:: BRIEF ::
Extract every line below, verbatim.
___ DATA SHOWN ___
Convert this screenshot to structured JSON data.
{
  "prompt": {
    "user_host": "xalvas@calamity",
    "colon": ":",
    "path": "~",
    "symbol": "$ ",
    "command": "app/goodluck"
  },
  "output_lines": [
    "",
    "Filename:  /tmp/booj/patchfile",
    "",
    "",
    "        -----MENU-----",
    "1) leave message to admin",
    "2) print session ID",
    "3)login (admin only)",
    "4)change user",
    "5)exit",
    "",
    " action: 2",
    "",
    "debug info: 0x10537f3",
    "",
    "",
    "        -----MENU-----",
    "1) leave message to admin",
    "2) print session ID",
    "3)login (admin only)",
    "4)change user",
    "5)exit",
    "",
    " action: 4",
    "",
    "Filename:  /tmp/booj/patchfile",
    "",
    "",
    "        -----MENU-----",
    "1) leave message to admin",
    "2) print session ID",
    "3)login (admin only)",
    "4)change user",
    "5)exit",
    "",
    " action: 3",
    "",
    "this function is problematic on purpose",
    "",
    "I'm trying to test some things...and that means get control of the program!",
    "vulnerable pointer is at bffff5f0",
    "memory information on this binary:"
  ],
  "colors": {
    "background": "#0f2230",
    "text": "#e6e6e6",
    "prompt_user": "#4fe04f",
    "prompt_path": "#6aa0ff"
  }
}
___
:: RESULT OF THE EXERCISE ::
Convert this screenshot to structured JSON data.
{
  "prompt": {
    "user_host": "xalvas@calamity",
    "colon": ":",
    "path": "~",
    "symbol": "$ ",
    "command": "app/goodluck"
  },
  "output_lines": [
    "",
    "Filename:  /tmp/booj/patchfile",
    "",
    "",
    "        -----MENU-----",
    "1) leave message to admin",
    "2) print session ID",
    "3)login (admin only)",
    "4)change user",
    "5)exit",
    "",
    " action: 2",
    "",
    "debug info: 0x10537f3",
    "",
    "",
    "        -----MENU-----",
    "1) leave message to admin",
    "2) print session ID",
    "3)login (admin only)",
    "4)change user",
    "5)exit",
    "",
    " action: 4",
    "",
    "Filename:  /tmp/booj/patchfile",
    "",
    "",
    "        -----MENU-----",
    "1) leave message to admin",
    "2) print session ID",
    "3)login (admin only)",
    "4)change user",
    "5)exit",
    "",
    " action: 3",
    "",
    "this function is problematic on purpose",
    "",
    "I'm trying to test some things...and that means get control of the program!",
    "vulnerable pointer is at bffff5f0",
    "memory information on this binary:"
  ],
  "colors": {
    "background": "#0f2230",
    "text": "#e6e6e6",
    "prompt_user": "#4fe04f",
    "prompt_path": "#6aa0ff"
  }
}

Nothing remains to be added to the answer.